Your objective: Scan the records below. List lines holding "alpha".

Dataset records:

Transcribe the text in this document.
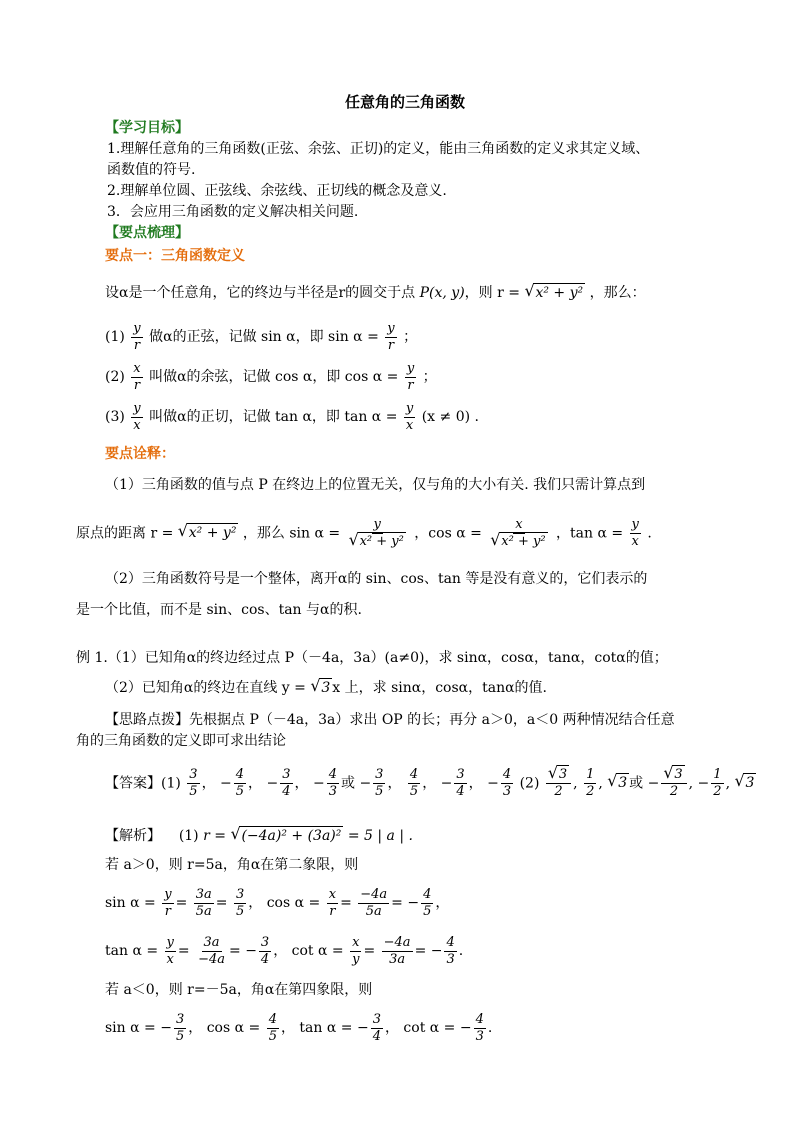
任意角的三角函数
【学习目标】
1.理解任意角的三角函数(正弦、余弦、正切)的定义，能由三角函数的定义求其定义域、
函数值的符号.
2.理解单位圆、正弦线、余弦线、正切线的概念及意义.
3．会应用三角函数的定义解决相关问题.
【要点梳理】
要点一：三角函数定义
设α是一个任意角，它的终边与半径是r的圆交于点 P(x, y)，则 r = √ x² + y² ，那么：
$(1) \frac{y}{r}$ 做α的正弦，记做 sin α，即 $\sin \alpha = \frac{y}{r}$ ；
$(2) \frac{x}{r}$ 叫做α的余弦，记做 cos α，即 $\cos \alpha = \frac{y}{r}$ ；
$(3) \frac{y}{x}$ 叫做α的正切，记做 tan α，即 $\tan \alpha = \frac{y}{x} (x \ne 0)$ .
要点诠释：
（1）三角函数的值与点 P 在终边上的位置无关，仅与角的大小有关. 我们只需计算点到
原点的距离 r = √ x² + y² ，那么 $\sin \alpha = \frac{y}{\text{√ x² + y²}}$ ，$\cos \alpha = \frac{x}{\text{√ x² + y²}}$ ，$\tan \alpha = \frac{y}{x}$ .
（2）三角函数符号是一个整体，离开α的 sin、cos、tan 等是没有意义的，它们表示的
是一个比值，而不是 sin、cos、tan 与α的积.
例 1.（1）已知角α的终边经过点 P（－4a，3a）(a≠0)，求 sinα，cosα，tanα，cotα的值；
（2）已知角α的终边在直线 y = √ 3 x 上，求 sinα，cosα，tanα的值.
【思路点拨】先根据点 P（－4a，3a）求出 OP 的长；再分 a＞0，a＜0 两种情况结合任意
角的三角函数的定义即可求出结论
【答案】$(1) \frac{3}{5}$ ， − $\frac{4}{5}$ ， − $\frac{3}{4}$ ， − $\frac{4}{3}$ 或 − $\frac{3}{5}$ ， $\frac{4}{5}$ ， − $\frac{3}{4}$ ， − $\frac{4}{3} (2) \frac{√ 3}{2}$ , $\frac{1}{2}$ , √ 3 或 − $\frac{√ 3}{2}$ , − $\frac{1}{2}$ , √ 3
【解析】 (1) r = √ (−4a)² + (3a)² = 5 | a | .
若 a＞0，则 r=5a，角α在第二象限，则
$\sin \alpha = \frac{y}{r} = \frac{3a}{5a} = \frac{3}{5}$ ， $\cos \alpha = \frac{x}{r} = \frac{-4a}{5a}$ = − $\frac{4}{5}$ ，
$\tan \alpha = \frac{y}{x} = \frac{3a}{-4a}$ = − $\frac{3}{4}$ ， $\cot \alpha = \frac{x}{y} = \frac{-4a}{3a}$ = − $\frac{4}{3}$ .
若 a＜0，则 r=－5a，角α在第四象限，则
sin α = − $\frac{3}{5}$ ， $\cos \alpha = \frac{4}{5}$ ， tan α = − $\frac{3}{4}$ ， cot α = − $\frac{4}{3}$ .
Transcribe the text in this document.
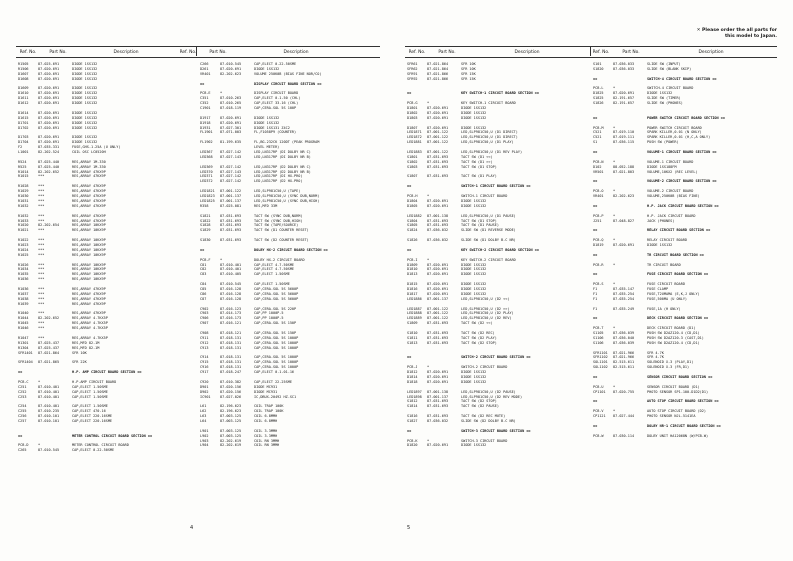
Ref. No.	Part No.	Description	Ref. No.	Part No.	Description
R1505	87-025-691	DIODE 1SS132
R1506	87-020-691	DIODE 1SS132
D1607	87-020-691	DIODE 1SS132
D1608	87-020-691	DIODE 1SS132
D1609	87-020-691	DIODE 1SS132
D1610	87-020-691	DIODE 1SS132
D1611	87-020-691	DIODE 1SS132
D1612	87-020-691	DIODE 1SS132
D1614	87-020-691	DIODE 1SS132
D1615	87-020-691	DIODE 1SS132
D1701	87-020-691	DIODE 1SS132
D1702	87-020-691	DIODE 1SS132
D1703	87-020-691	DIODE 1SS132
D1704	87-020-691	DIODE 1SS132
F2	87-035-331	FUSE,GHS-1.25A (U ONLY)
L1001	82-202-524	COIL OSC LC0520H
R524	87-025-440	RES,ARRAY 1M-330
R525	87-025-440	RES,ARRAY 1M-330
R1014	82-202-652	RES,ARRAY 47KX9P
R1015	***	RES,ARRAY 47KX9P
R1028	***	RES,ARRAY 47KX9P
R1029	***	RES,ARRAY 47KX9P
R1030	***	RES,ARRAY 47KX9P
R1031	***	RES,ARRAY 47KX9P
R1032	***	RES,ARRAY 47KX9P
R1032	***	RES,ARRAY 47KX9P
R1033	***	RES,ARRAY 47KX9P
R1020	82-202-654	RES,ARRAY 10KX9P
R1021	***	RES,ARRAY 10KX9P
R1022	***	RES,ARRAY 10KX9P
R1023	***	RES,ARRAY 10KX9P
R1024	***	RES,ARRAY 10KX9P
R1025	***	RES,ARRAY 10KX9P
R1026	***	RES,ARRAY 10KX9P
R1034	***	RES,ARRAY 10KX9P
R1035	***	RES,ARRAY 10KX9P
R1036	***	RES,ARRAY 10KX9P
R1036	***	RES,ARRAY 47KX9P
R1037	***	RES,ARRAY 47KX9P
R1038	***	RES,ARRAY 47KX9P
R1039	***	RES,ARRAY 47KX9P
R1040	***	RES,ARRAY 47KX9P
R1044	82-202-652	RES,ARRAY 4.7KX5P
R1045	***	RES,ARRAY 4.7KX5P
R1046	***	RES,ARRAY 4.7KX5P
R1047	***	RES,ARRAY 4.7KX5P
R1301	87-025-437	RES,MFD 82-1M
R1304	87-025-437	RES,MFD 82-1M
SFR1401 87-021-864	SFR 10K
SFR1404 87-021-865	SFR 22K
==	H.P. AMP CIRCUIT BOARD SECTION ==
PCB-C	*	H.P.AMP CIRCUIT BOARD
C251	87-010-401	CAP,ELECT 1-50SME
C252	87-010-401	CAP,ELECT 1-50SME
C253	87-010-401	CAP,ELECT 1-50SME
C254	87-010-401	CAP,ELECT 1-50SME
C255	87-010-235	CAP,ELECT 470-16
C256	87-010-101	CAP,ELECT 220-16SME
C257	87-010-101	CAP,ELECT 220-16SME
==	METER CONTROL CIRCUIT BOARD SECTION ==
PCB-D	*	METER CONTROL CIRCUIT BOARD
C265	87-010-545	CAP,ELECT 0.22-50SME
C266	87-010-545	CAP,ELECT 0.22-50SME
D261	87-020-691	DIODE 1SS132
VR401	82-202-623	VOLUME 250K0B (BIAS FINE NOR/CO)
==	DISPLAY CIRCUIT BOARD SECTION ==
PCB-E	*	DISPLAY CIRCUIT BOARD
C351	87-010-263	CAP,ELECT 0.1-50 (CHL)
C352	87-010-265	CAP,ELECT 33-16 (CHL)
C1901	87-018-119	CAP,CERA-SOL 5S 100P
D1917	87-020-691	DIODE 1SS132
D1918	87-020-691	DIODE 1SS132
D1931	87-027-301	DIODE 1SS131 Z4C2
FL1901 87-071-003	FL,F1058P9 (COUNTER)
FL1902 81-199-635	FL,BG-232CK 120DT (PEAK PROGRAM
LEVEL METER)
LED367 87-027-142	LED,LN317RP (DI DOLBY NR C)
LED368 87-027-143	LED,LN317RP (DI DOLBY NR B)
LED369 87-027-142	LED,LN317RP (D2 DOLBY NR C)
LED370 87-027-143	LED,LN317RP (D2 DOLBY NR B)
LED371 87-027-142	LED,LN317RP (DI HX-PRO)
LED372 87-027-142	LED,LN317RP (D2 HX-PRO)
LED1821 87-001-122	LED,SLP981C50,U (TAPE)
LED1823 87-001-137	LED,SLP981C50,U (SYNC DUB,NORM)
LED1825 87-001-137	LED,SLP981C50,U (SYNC DUB,HIGH)
R358	87-025-081	RES,MFD 33M
S1821	87-031-693	TACT SW (SYNC DUB,NORM)
S1822	87-031-693	TACT SW (SYNC DUB,HIGH)
S1828	87-031-693	TACT SW (TAPE/SOURCE)
S1829	87-031-693	TACT SW (D1 COUNTER RESET)
S1830	87-031-693	TACT SW (D2 COUNTER RESET)
==	DOLBY HX-2 CIRCUIT BOARD SECTION ==
PCB-F	*	DOLBY HX-2 CIRCUIT BOARD
C81	87-010-401	CAP,ELECT 4.7-50SME
C82	87-010-401	CAP,ELECT 4.7-50SME
C83	87-010-405	CAP,ELECT 1-50SME
C84	87-010-545	CAP,ELECT 1-50SME
C85	87-016-128	CAP,CERA-SOL 5S 5600P
C86	87-016-128	CAP,CERA-SOL 5S 5600P
C87	87-016-128	CAP,CERA-SOL 5S 5600P
C902	87-016-123	CAP,CERA-SOL 5S 220P
C903	87-014-173	CAP,PP 1000P-5
C906	87-016-173	CAP,PP 1000P-5
C907	87-016-121	CAP,CERA-SOL 5S 150P
C908	87-018-121	CAP,CERA-SOL 5S 150P
C911	87-018-131	CAP,CERA-SOL 5S 1000P
C912	87-018-131	CAP,CERA-SOL 5S 1000P
C913	87-018-131	CAP,CERA-SOL 5S 1000P
C914	87-018-131	CAP,CERA-SOL 5S 1000P
C915	87-018-131	CAP,CERA-SOL 5S 1000P
C916	87-018-131	CAP,CERA-SOL 5S 1000P
C917	87-018-247	CAP,ELECT 0.1-01-16
C920	87-010-382	CAP,ELECT 22-25SME
D901	87-020-156	DIODE MC931
D902	87-020-156	DIODE MC931
IC901	87-027-026	IC,DBUX-20492 HZ-SC1
L61	82-196-623	COIL TRAP 100K
L62	82-196-623	COIL TRAP 100K
L63	87-003-125	COIL 6.8MMH
L64	87-003-125	COIL 6.8MMH
L901	87-003-125	COIL 3.3MMH
L902	87-003-125	COIL 3.3MMH
L903	82-202-619	COIL RN 3MMH
L904	82-202-619	COIL RN 3MMH
4
✕ Please order the all parts for
this model to Japan.
Ref. No.	Part No.	Description	Ref. No.	Part No.	Description
SFR61	87-021-864	SFR 10K
SFR62	87-021-864	SFR 10K
SFR91	87-021-866	SFR 15K
SFR92	87-021-866	SFR 15K
==	KEY SWITCH-1 CIRCUIT BOARD SECTION ==
PCB-G	*	KEY SWITCH-1 CIRCUIT BOARD
D1801	87-020-691	DIODE 1SS132
D1802	87-020-691	DIODE 1SS132
D1803	87-020-691	DIODE 1SS132
D1807	87-020-691	DIODE 1SS132
LED1871 87-001-122	LED,SLP981C50,U (D1 DIRECT)
LED1872 87-001-122	LED,SLP981C50,U (D1 DIRECT)
LED1881 87-001-122	LED,SLP981C50,U (D1 PLAY)
LED1883 87-001-122	LED,SLP981C50,U (D1 REV PLAY)
S1801	87-031-693	TACT SW (D1 <<)
S1802	87-031-693	TACT SW (D1 >>)
S1803	87-031-693	TACT SW (D1 STOP)
S1807	87-031-693	TACT SW (D1 PLAY)
==	SWITCH-1 CIRCUIT BOARD SECTION ==
PCB-H	*	SWITCH-1 CIRCUIT BOARD
D1804	87-020-691	DIODE 1SS132
D1805	87-020-691	DIODE 1SS132
LED1882 87-001-138	LED,SLP981C50,U (D1 PAUSE)
S1804	87-031-693	TACT SW (D1 STOP)
S1805	87-031-693	TACT SW (D1 PAUSE)
S1824	87-036-032	SLIDE SW (D1 REVERSE MODE)
S1826	87-036-032	SLIDE SW (D1 DOLBY B-C NR)
==	KEY SWITCH-2 CIRCUIT BOARD SECTION ==
PCB-I	*	KEY SWITCH-2 CIRCUIT BOARD
D1809	87-020-691	DIODE 1SS132
D1810	87-020-691	DIODE 1SS132
D1813	87-020-691	DIODE 1SS132
D1815	87-020-691	DIODE 1SS132
D1816	87-020-691	DIODE 1SS132
D1817	87-020-691	DIODE 1SS132
LED1886 87-001-137	LED,SLP981C50,U (D2 <<)
LED1887 87-001-122	LED,SLP981C50,U (D2 >>)
LED1888 87-001-122	LED,SLP981C50,U (D2 PLAY)
LED1889 87-001-122	LED,SLP981C50,U (D2 REV)
S1809	87-031-693	TACT SW (D2 <<)
S1810	87-031-693	TACT SW (D2 REC)
S1811	87-031-693	TACT SW (D2 PLAY)
S1813	87-031-693	TACT SW (D2 STOP)
==	SWITCH-2 CIRCUIT BOARD SECTION ==
PCB-J	*	SWITCH-2 CIRCUIT BOARD
D1812	87-020-691	DIODE 1SS132
D1814	87-020-691	DIODE 1SS132
D1818	87-020-691	DIODE 1SS132
LED1897 87-001-138	LED,SLP981C50,U (D2 PAUSE)
LED1898 87-001-137	LED,SLP981C50,U (D2 REV MODE)
S1812	87-031-693	TACT SW (D2 STOP)
S1814	87-031-693	TACT SW (D2 PAUSE)
S1816	87-031-693	TACT SW (D2 REC MUTE)
S1827	87-036-032	SLIDE SW (D2 DOLBY B-C NR)
==	SWITCH-3 CIRCUIT BOARD SECTION ==
PCB-K	*	SWITCH-3 CIRCUIT BOARD
D1820	87-020-691	DIODE 1SS132
S101	87-036-033	SLIDE SW (INPUT)
S1820	87-036-033	SLIDE SW (BLANK SKIP)
==	SWITCH-4 CIRCUIT BOARD SECTION ==
PCB-L	*	SWITCH-4 CIRCUIT BOARD
D1825	87-020-691	DIODE 1SS132
S1825	82-191-657	SLIDE SW (TIMER)
S1826	82-191-657	SLIDE SW (PHONES)
==	POWER SWITCH CIRCUIT BOARD SECTION ==
PCB-M	*	POWER SWITCH CIRCUIT BOARD
C521	87-019-110	SPARK KILLER,0.01 (N ONLY)
C521	87-019-111	SPARK KILLER,0.01 (H,C,A ONLY)
S1	87-036-115	PUSH SW (POWER)
==	VOLUME-1 CIRCUIT BOARD SECTION ==
PCB-N	*	VOLUME-1 CIRCUIT BOARD
D102	88-052-188	DIODE 1SS188FM
VR501	87-021-803	VOLUME,10KX2 (REC LEVEL)
==	VOLUME-2 CIRCUIT BOARD SECTION ==
PCB-O	*	VOLUME-2 CIRCUIT BOARD
VR401	82-202-623	VOLUME,250K0B (BIAS FINE)
==	H.P. JACK CIRCUIT BOARD SECTION ==
PCB-P	*	H.P. JACK CIRCUIT BOARD
J251	87-048-827	JACK (PHONES)
==	RELAY CIRCUIT BOARD SECTION ==
PCB-Q	*	RELAY CIRCUIT BOARD
D1819	87-020-691	DIODE 1SS132
==	TR CIRCUIT BOARD SECTION ==
PCB-R	*	TR CIRCUIT BOARD
==	FUSE CIRCUIT BOARD SECTION ==
PCB-S	*	FUSE CIRCUIT BOARD
F1	87-035-147	FUSE CLAMP
F1	87-035-254	FUSE,T2UMAMA (E,K,J ONLY)
F1	87-035-254	FUSE,500MA (U ONLY)
F1	87-035-249	FUSE,1A (H ONLY)
==	DECK CIRCUIT BOARD SECTION ==
PCB-T	*	DECK CIRCUIT BOARD (D1)
S1105	87-036-039	PUSH SW D2AZ120-4 (CD,D1)
S1106	87-036-040	PUSH SW D2AZ120-3 (CAST,D1)
S1106	87-036-039	PUSH SW D2AZ120-4 (CD,D1)
SFR1101 87-021-966	SFR 4.7K
SFR1102 87-021-966	SFR 4.7K
SOL1101 82-515-611	SOLENOID X-3 (PLAY,D1)
SOL1102 82-515-611	SOLENOID X-3 (FR,D1)
==	SENSOR CIRCUIT BOARD SECTION ==
PCB-U	*	SENSOR CIRCUIT BOARD (D1)
CP1101 87-020-755	PHOTO SENSOR SP1-100-D1D2(D1)
==	AUTO STOP CIRCUIT BOARD SECTION ==
PCB-V	*	AUTO STOP CIRCUIT BOARD (D2)
CP1121 87-027-444	PHOTO SENSOR NJL-5141EA
==	DOLBY NR-1 CIRCUIT BOARD SECTION ==
PCB-W	87-030-114	DOLBY UNIT HA12068N (W/PCB-W)
5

Result of the exercise:
$(1) \frac{y}{r}$ 做α的正弦，记做 sin α，即 $\sin \alpha = \frac{y}{r}$ ；
$(2) \frac{x}{r}$ 叫做α的余弦，记做 cos α，即 $\cos \alpha = \frac{y}{r}$ ；
$(3) \frac{y}{x}$ 叫做α的正切，记做 tan α，即 $\tan \alpha = \frac{y}{x} (x \ne 0)$ .
原点的距离 r = √ x² + y² ，那么 $\sin \alpha = \frac{y}{\text{√ x² + y²}}$ ，$\cos \alpha = \frac{x}{\text{√ x² + y²}}$ ，$\tan \alpha = \frac{y}{x}$ .
$\sin \alpha = \frac{y}{r} = \frac{3a}{5a} = \frac{3}{5}$ ， $\cos \alpha = \frac{x}{r} = \frac{-4a}{5a}$ = − $\frac{4}{5}$ ，
$\tan \alpha = \frac{y}{x} = \frac{3a}{-4a}$ = − $\frac{3}{4}$ ， $\cot \alpha = \frac{x}{y} = \frac{-4a}{3a}$ = − $\frac{4}{3}$ .
sin α = − $\frac{3}{5}$ ， $\cos \alpha = \frac{4}{5}$ ， tan α = − $\frac{3}{4}$ ， cot α = − $\frac{4}{3}$ .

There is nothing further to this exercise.